Exercise description. Reproduce each of the lines word for word.
────────────────────
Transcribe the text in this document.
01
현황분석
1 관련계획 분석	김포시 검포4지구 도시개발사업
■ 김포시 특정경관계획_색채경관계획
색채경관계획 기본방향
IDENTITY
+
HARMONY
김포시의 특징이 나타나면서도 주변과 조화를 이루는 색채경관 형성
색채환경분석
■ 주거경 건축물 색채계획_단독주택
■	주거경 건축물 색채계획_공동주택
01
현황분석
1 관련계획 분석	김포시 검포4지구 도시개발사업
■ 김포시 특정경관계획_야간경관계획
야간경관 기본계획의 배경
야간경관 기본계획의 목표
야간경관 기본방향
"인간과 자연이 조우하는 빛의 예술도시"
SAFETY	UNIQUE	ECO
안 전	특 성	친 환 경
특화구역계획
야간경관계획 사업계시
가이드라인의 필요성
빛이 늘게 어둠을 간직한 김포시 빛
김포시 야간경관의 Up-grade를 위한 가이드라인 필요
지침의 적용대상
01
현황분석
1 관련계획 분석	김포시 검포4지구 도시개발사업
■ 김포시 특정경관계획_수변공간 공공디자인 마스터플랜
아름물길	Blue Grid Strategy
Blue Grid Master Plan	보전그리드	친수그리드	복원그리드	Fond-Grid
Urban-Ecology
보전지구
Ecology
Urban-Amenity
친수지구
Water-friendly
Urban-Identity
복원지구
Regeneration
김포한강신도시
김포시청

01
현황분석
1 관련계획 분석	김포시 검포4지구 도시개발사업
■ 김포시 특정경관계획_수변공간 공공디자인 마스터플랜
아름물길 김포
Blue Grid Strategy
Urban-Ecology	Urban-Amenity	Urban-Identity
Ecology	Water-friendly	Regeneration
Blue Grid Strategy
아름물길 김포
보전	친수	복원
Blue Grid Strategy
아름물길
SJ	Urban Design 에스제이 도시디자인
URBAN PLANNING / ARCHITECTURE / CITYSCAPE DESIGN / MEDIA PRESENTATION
────────────────────
Exercise response.
Transcribe the text in this document.
01
현황분석
1 관련계획 분석	김포시 검포4지구 도시개발사업
■ 김포시 특정경관계획_색채경관계획
색채경관계획 기본방향
IDENTITY
+
HARMONY
김포시의 특징이 나타나면서도 주변과 조화를 이루는 색채경관 형성
색채환경분석
■ 주거경 건축물 색채계획_단독주택
■	주거경 건축물 색채계획_공동주택
01
현황분석
1 관련계획 분석	김포시 검포4지구 도시개발사업
■ 김포시 특정경관계획_야간경관계획
야간경관 기본계획의 배경
야간경관 기본계획의 목표
야간경관 기본방향
"인간과 자연이 조우하는 빛의 예술도시"
SAFETY	UNIQUE	ECO
안 전	특 성	친 환 경
특화구역계획
야간경관계획 사업계시
가이드라인의 필요성
빛이 늘게 어둠을 간직한 김포시 빛
김포시 야간경관의 Up-grade를 위한 가이드라인 필요
지침의 적용대상
01
현황분석
1 관련계획 분석	김포시 검포4지구 도시개발사업
■ 김포시 특정경관계획_수변공간 공공디자인 마스터플랜
아름물길	Blue Grid Strategy
Blue Grid Master Plan	보전그리드	친수그리드	복원그리드	Fond-Grid
Urban-Ecology
보전지구
Ecology
Urban-Amenity
친수지구
Water-friendly
Urban-Identity
복원지구
Regeneration
김포한강신도시
김포시청

01
현황분석
1 관련계획 분석	김포시 검포4지구 도시개발사업
■ 김포시 특정경관계획_수변공간 공공디자인 마스터플랜
아름물길 김포
Blue Grid Strategy
Urban-Ecology	Urban-Amenity	Urban-Identity
Ecology	Water-friendly	Regeneration
Blue Grid Strategy
아름물길 김포
보전	친수	복원
Blue Grid Strategy
아름물길
SJ	Urban Design 에스제이 도시디자인
URBAN PLANNING / ARCHITECTURE / CITYSCAPE DESIGN / MEDIA PRESENTATION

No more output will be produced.